» Problem to work on
Copy every entry exactly as given, minus the images.

» Task data

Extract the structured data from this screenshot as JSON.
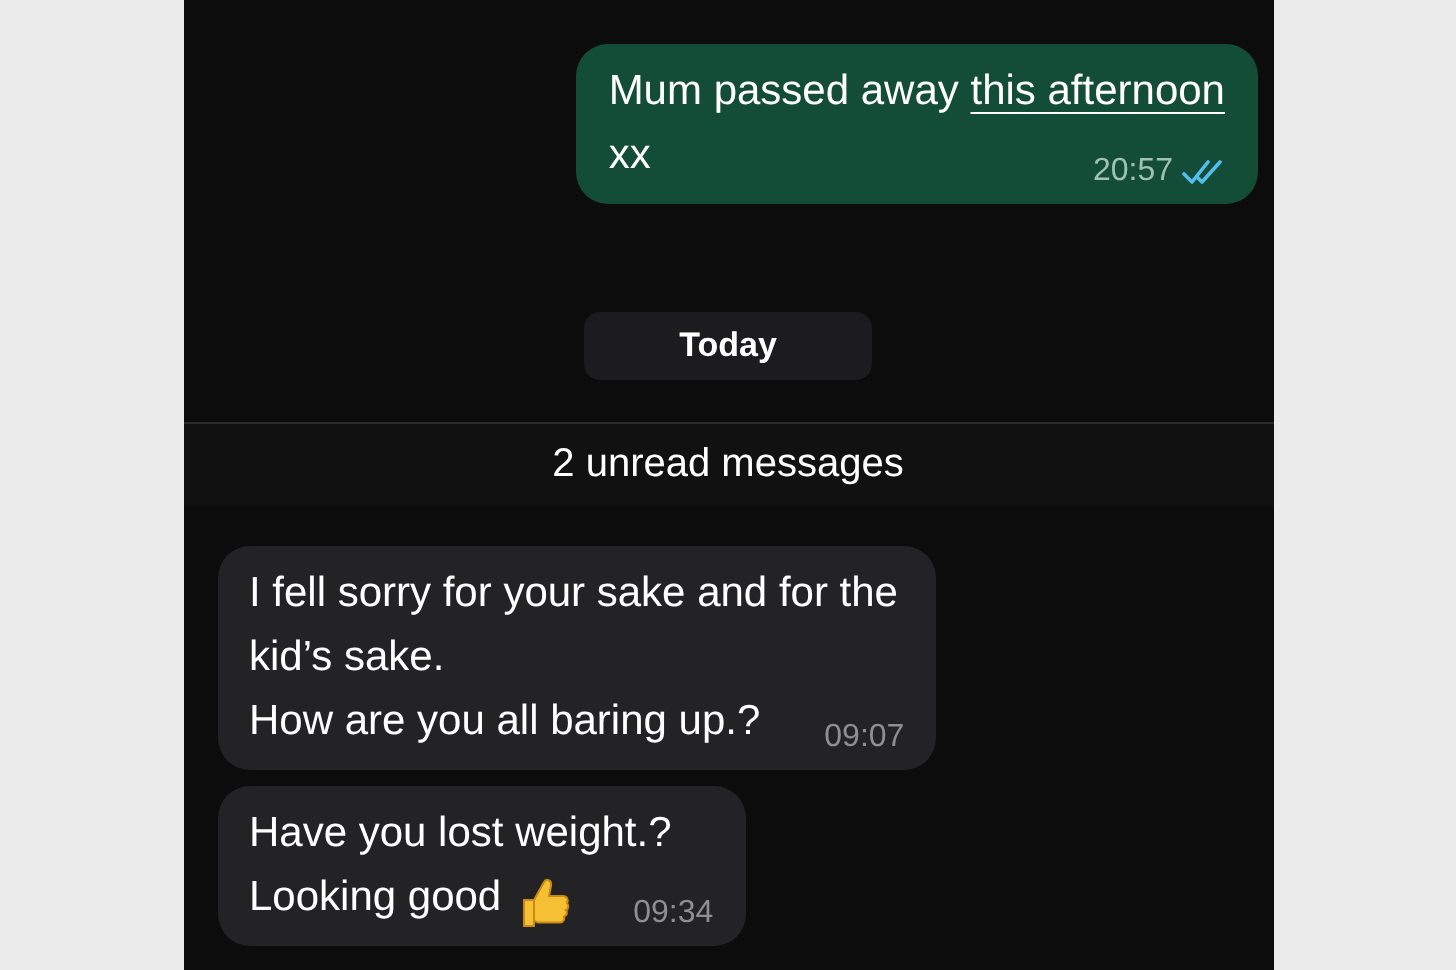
{
  "messages_before": [
    {
      "kind": "outgoing",
      "lines": [
        [
          {
            "text": "Mum passed away "
          },
          {
            "text": "this afternoon",
            "underlined": true
          }
        ],
        [
          {
            "text": "xx"
          }
        ]
      ],
      "time": "20:57",
      "read": true
    }
  ],
  "date_chip": "Today",
  "unread_banner": "2 unread messages",
  "messages_after": [
    {
      "kind": "incoming",
      "lines": [
        [
          {
            "text": "I fell sorry for your sake and for the"
          }
        ],
        [
          {
            "text": "kid’s sake."
          }
        ],
        [
          {
            "text": "How are you all baring up.?"
          }
        ]
      ],
      "time": "09:07"
    },
    {
      "kind": "incoming",
      "lines": [
        [
          {
            "text": "Have you lost weight.?"
          }
        ],
        [
          {
            "text": "Looking good"
          }
        ]
      ],
      "thumbs_up": true,
      "time": "09:34"
    }
  ]
}
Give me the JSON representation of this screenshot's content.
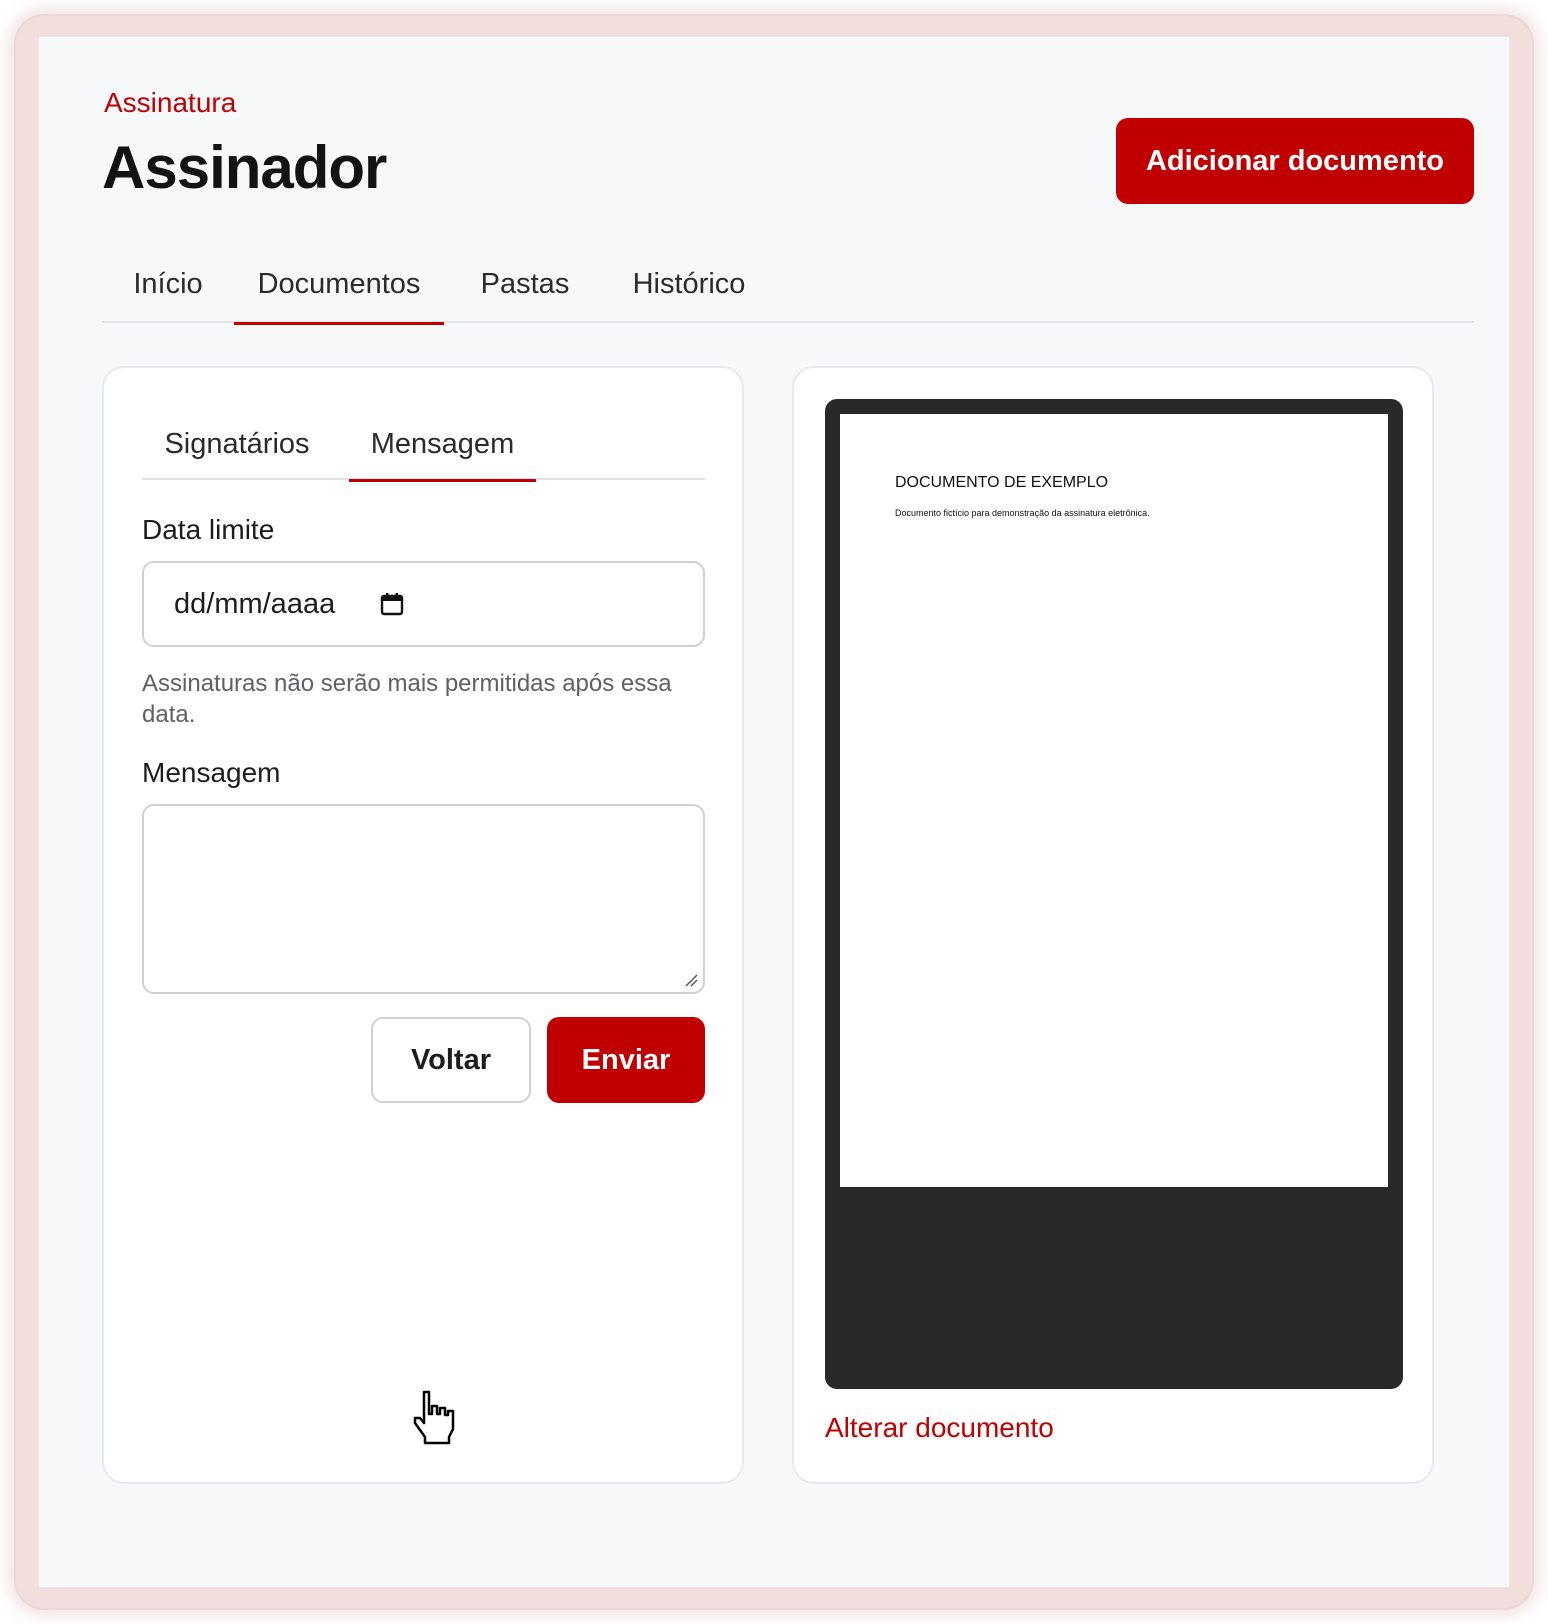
{
  "header": {
    "eyebrow": "Assinatura",
    "title": "Assinador",
    "add_button": "Adicionar documento"
  },
  "tabs": [
    {
      "label": "Início",
      "active": false
    },
    {
      "label": "Documentos",
      "active": true
    },
    {
      "label": "Pastas",
      "active": false
    },
    {
      "label": "Histórico",
      "active": false
    }
  ],
  "form": {
    "subtabs": [
      {
        "label": "Signatários",
        "active": false
      },
      {
        "label": "Mensagem",
        "active": true
      }
    ],
    "date_label": "Data limite",
    "date_placeholder": "dd/mm/aaaa",
    "date_hint": "Assinaturas não serão mais permitidas após essa data.",
    "message_label": "Mensagem",
    "message_value": "",
    "back_button": "Voltar",
    "send_button": "Enviar"
  },
  "preview": {
    "doc_title": "DOCUMENTO DE EXEMPLO",
    "doc_subtitle": "Documento fictício para demonstração da assinatura eletrônica.",
    "change_link": "Alterar documento"
  },
  "icons": {
    "calendar": "calendar-icon",
    "resize": "resize-handle-icon",
    "cursor": "hand-pointer-icon"
  },
  "colors": {
    "accent": "#c00000",
    "background": "#f7f8fa",
    "viewer": "#292929"
  }
}
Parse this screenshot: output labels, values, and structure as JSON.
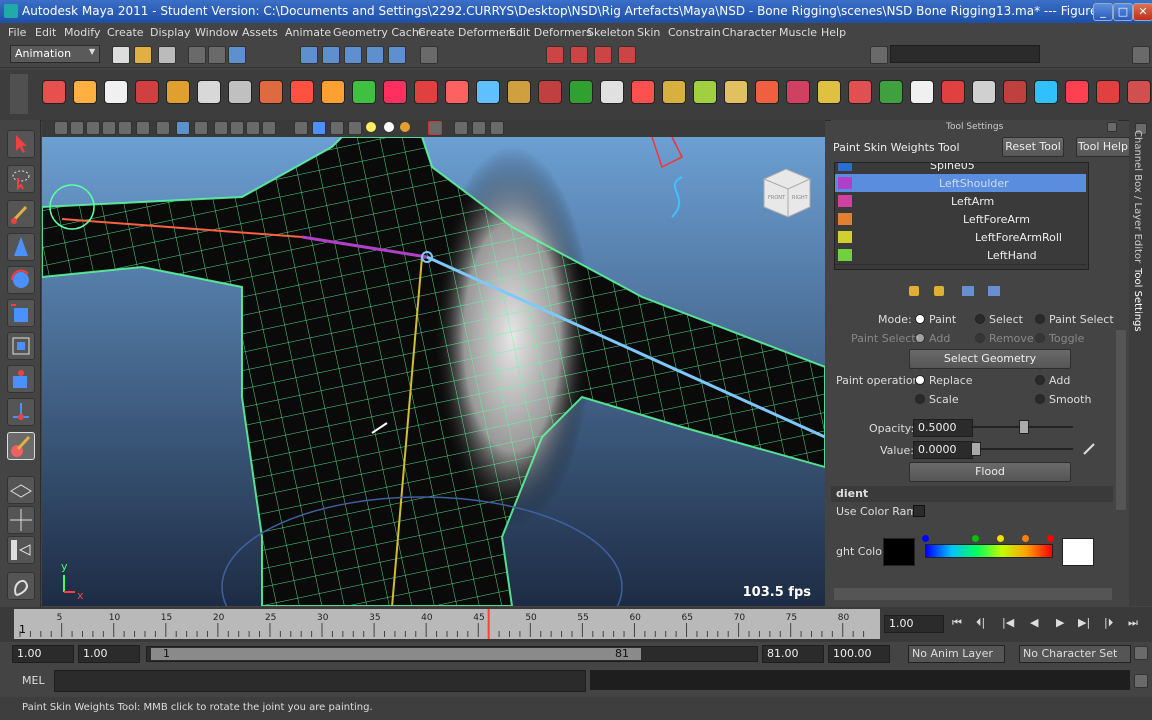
{
  "window": {
    "title": "Autodesk Maya 2011 - Student Version: C:\\Documents and Settings\\2292.CURRYS\\Desktop\\NSD\\Rig Artefacts\\Maya\\NSD - Bone Rigging\\scenes\\NSD Bone Rigging13.ma*   ---   Figure",
    "minimize": "_",
    "maximize": "□",
    "close": "✕"
  },
  "menu": [
    "File",
    "Edit",
    "Modify",
    "Create",
    "Display",
    "Window",
    "Assets",
    "Animate",
    "Geometry Cache",
    "Create Deformers",
    "Edit Deformers",
    "Skeleton",
    "Skin",
    "Constrain",
    "Character",
    "Muscle",
    "Help"
  ],
  "statusline": {
    "menuset": "Animation"
  },
  "viewport": {
    "fps": "103.5 fps",
    "axis_y": "y",
    "axis_x": "x",
    "viewcube_left": "FRONT",
    "viewcube_right": "RIGHT"
  },
  "tool_settings": {
    "panel_title": "Tool Settings",
    "tool_name": "Paint Skin Weights Tool",
    "reset_button": "Reset Tool",
    "help_button": "Tool Help",
    "influences": [
      {
        "name": "Spine05",
        "color": "#2a6fd0",
        "indent": 95,
        "selected": false
      },
      {
        "name": "LeftShoulder",
        "color": "#b040c8",
        "indent": 104,
        "selected": true
      },
      {
        "name": "LeftArm",
        "color": "#d040a0",
        "indent": 116,
        "selected": false
      },
      {
        "name": "LeftForeArm",
        "color": "#e08030",
        "indent": 128,
        "selected": false
      },
      {
        "name": "LeftForeArmRoll",
        "color": "#d0d030",
        "indent": 140,
        "selected": false
      },
      {
        "name": "LeftHand",
        "color": "#70d040",
        "indent": 152,
        "selected": false
      }
    ],
    "mode_label": "Mode:",
    "mode_paint": "Paint",
    "mode_select": "Select",
    "mode_paint_select": "Paint Select",
    "paint_select_label": "Paint Select:",
    "ps_add": "Add",
    "ps_remove": "Remove",
    "ps_toggle": "Toggle",
    "select_geometry": "Select Geometry",
    "paint_op_label": "Paint operation:",
    "op_replace": "Replace",
    "op_add": "Add",
    "op_scale": "Scale",
    "op_smooth": "Smooth",
    "opacity_label": "Opacity:",
    "opacity_value": "0.5000",
    "value_label": "Value:",
    "value_value": "0.0000",
    "flood_button": "Flood",
    "gradient_header": "dient",
    "use_color_ramp": "Use Color Ramp",
    "weight_color_label": "ght Color:",
    "opacity_fill": 0.5,
    "value_fill": 0.0
  },
  "side_tabs": {
    "channel_box": "Channel Box / Layer Editor",
    "tool_settings": "Tool Settings"
  },
  "timeline": {
    "ticks": [
      "5",
      "10",
      "15",
      "20",
      "25",
      "30",
      "35",
      "40",
      "45",
      "50",
      "55",
      "60",
      "65",
      "70",
      "75",
      "80"
    ],
    "first_frame": "1",
    "current_time": "1.00",
    "current_frame": 46
  },
  "range": {
    "start": "1.00",
    "anim_start": "1.00",
    "slider_start": "1",
    "slider_end": "81",
    "anim_end": "81.00",
    "end": "100.00",
    "anim_layer": "No Anim Layer",
    "character_set": "No Character Set"
  },
  "command_line": {
    "lang": "MEL"
  },
  "help_line": {
    "text": "Paint Skin Weights Tool: MMB click to rotate the joint you are painting."
  },
  "colors": {
    "accent": "#6aa0ff",
    "wireframe": "#60ff9a",
    "selection": "#5b8dde"
  }
}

» Worked solution
Extract the structured data from this screenshot as JSON.
{
  "messages_before": [
    {
      "kind": "outgoing",
      "lines": [
        [
          {
            "text": "Mum passed away "
          },
          {
            "text": "this afternoon",
            "underlined": true
          }
        ],
        [
          {
            "text": "xx"
          }
        ]
      ],
      "time": "20:57",
      "read": true
    }
  ],
  "date_chip": "Today",
  "unread_banner": "2 unread messages",
  "messages_after": [
    {
      "kind": "incoming",
      "lines": [
        [
          {
            "text": "I fell sorry for your sake and for the"
          }
        ],
        [
          {
            "text": "kid’s sake."
          }
        ],
        [
          {
            "text": "How are you all baring up.?"
          }
        ]
      ],
      "time": "09:07"
    },
    {
      "kind": "incoming",
      "lines": [
        [
          {
            "text": "Have you lost weight.?"
          }
        ],
        [
          {
            "text": "Looking good"
          }
        ]
      ],
      "thumbs_up": true,
      "time": "09:34"
    }
  ]
}
Give me the JSON representation of this screenshot's content.
{
  "header": {
    "eyebrow": "Assinatura",
    "title": "Assinador",
    "add_button": "Adicionar documento"
  },
  "tabs": [
    {
      "label": "Início",
      "active": false
    },
    {
      "label": "Documentos",
      "active": true
    },
    {
      "label": "Pastas",
      "active": false
    },
    {
      "label": "Histórico",
      "active": false
    }
  ],
  "form": {
    "subtabs": [
      {
        "label": "Signatários",
        "active": false
      },
      {
        "label": "Mensagem",
        "active": true
      }
    ],
    "date_label": "Data limite",
    "date_placeholder": "dd/mm/aaaa",
    "date_hint": "Assinaturas não serão mais permitidas após essa data.",
    "message_label": "Mensagem",
    "message_value": "",
    "back_button": "Voltar",
    "send_button": "Enviar"
  },
  "preview": {
    "doc_title": "DOCUMENTO DE EXEMPLO",
    "doc_subtitle": "Documento fictício para demonstração da assinatura eletrônica.",
    "change_link": "Alterar documento"
  },
  "icons": {
    "calendar": "calendar-icon",
    "resize": "resize-handle-icon",
    "cursor": "hand-pointer-icon"
  },
  "colors": {
    "accent": "#c00000",
    "background": "#f7f8fa",
    "viewer": "#292929"
  }
}
Parse this screenshot: output labels, values, and structure as JSON.
{
  "window": {
    "title": "Autodesk Maya 2011 - Student Version: C:\\Documents and Settings\\2292.CURRYS\\Desktop\\NSD\\Rig Artefacts\\Maya\\NSD - Bone Rigging\\scenes\\NSD Bone Rigging13.ma*   ---   Figure",
    "minimize": "_",
    "maximize": "□",
    "close": "✕"
  },
  "menu": [
    "File",
    "Edit",
    "Modify",
    "Create",
    "Display",
    "Window",
    "Assets",
    "Animate",
    "Geometry Cache",
    "Create Deformers",
    "Edit Deformers",
    "Skeleton",
    "Skin",
    "Constrain",
    "Character",
    "Muscle",
    "Help"
  ],
  "statusline": {
    "menuset": "Animation"
  },
  "viewport": {
    "fps": "103.5 fps",
    "axis_y": "y",
    "axis_x": "x",
    "viewcube_left": "FRONT",
    "viewcube_right": "RIGHT"
  },
  "tool_settings": {
    "panel_title": "Tool Settings",
    "tool_name": "Paint Skin Weights Tool",
    "reset_button": "Reset Tool",
    "help_button": "Tool Help",
    "influences": [
      {
        "name": "Spine05",
        "color": "#2a6fd0",
        "indent": 95,
        "selected": false
      },
      {
        "name": "LeftShoulder",
        "color": "#b040c8",
        "indent": 104,
        "selected": true
      },
      {
        "name": "LeftArm",
        "color": "#d040a0",
        "indent": 116,
        "selected": false
      },
      {
        "name": "LeftForeArm",
        "color": "#e08030",
        "indent": 128,
        "selected": false
      },
      {
        "name": "LeftForeArmRoll",
        "color": "#d0d030",
        "indent": 140,
        "selected": false
      },
      {
        "name": "LeftHand",
        "color": "#70d040",
        "indent": 152,
        "selected": false
      }
    ],
    "mode_label": "Mode:",
    "mode_paint": "Paint",
    "mode_select": "Select",
    "mode_paint_select": "Paint Select",
    "paint_select_label": "Paint Select:",
    "ps_add": "Add",
    "ps_remove": "Remove",
    "ps_toggle": "Toggle",
    "select_geometry": "Select Geometry",
    "paint_op_label": "Paint operation:",
    "op_replace": "Replace",
    "op_add": "Add",
    "op_scale": "Scale",
    "op_smooth": "Smooth",
    "opacity_label": "Opacity:",
    "opacity_value": "0.5000",
    "value_label": "Value:",
    "value_value": "0.0000",
    "flood_button": "Flood",
    "gradient_header": "dient",
    "use_color_ramp": "Use Color Ramp",
    "weight_color_label": "ght Color:",
    "opacity_fill": 0.5,
    "value_fill": 0.0
  },
  "side_tabs": {
    "channel_box": "Channel Box / Layer Editor",
    "tool_settings": "Tool Settings"
  },
  "timeline": {
    "ticks": [
      "5",
      "10",
      "15",
      "20",
      "25",
      "30",
      "35",
      "40",
      "45",
      "50",
      "55",
      "60",
      "65",
      "70",
      "75",
      "80"
    ],
    "first_frame": "1",
    "current_time": "1.00",
    "current_frame": 46
  },
  "range": {
    "start": "1.00",
    "anim_start": "1.00",
    "slider_start": "1",
    "slider_end": "81",
    "anim_end": "81.00",
    "end": "100.00",
    "anim_layer": "No Anim Layer",
    "character_set": "No Character Set"
  },
  "command_line": {
    "lang": "MEL"
  },
  "help_line": {
    "text": "Paint Skin Weights Tool: MMB click to rotate the joint you are painting."
  },
  "colors": {
    "accent": "#6aa0ff",
    "wireframe": "#60ff9a",
    "selection": "#5b8dde"
  }
}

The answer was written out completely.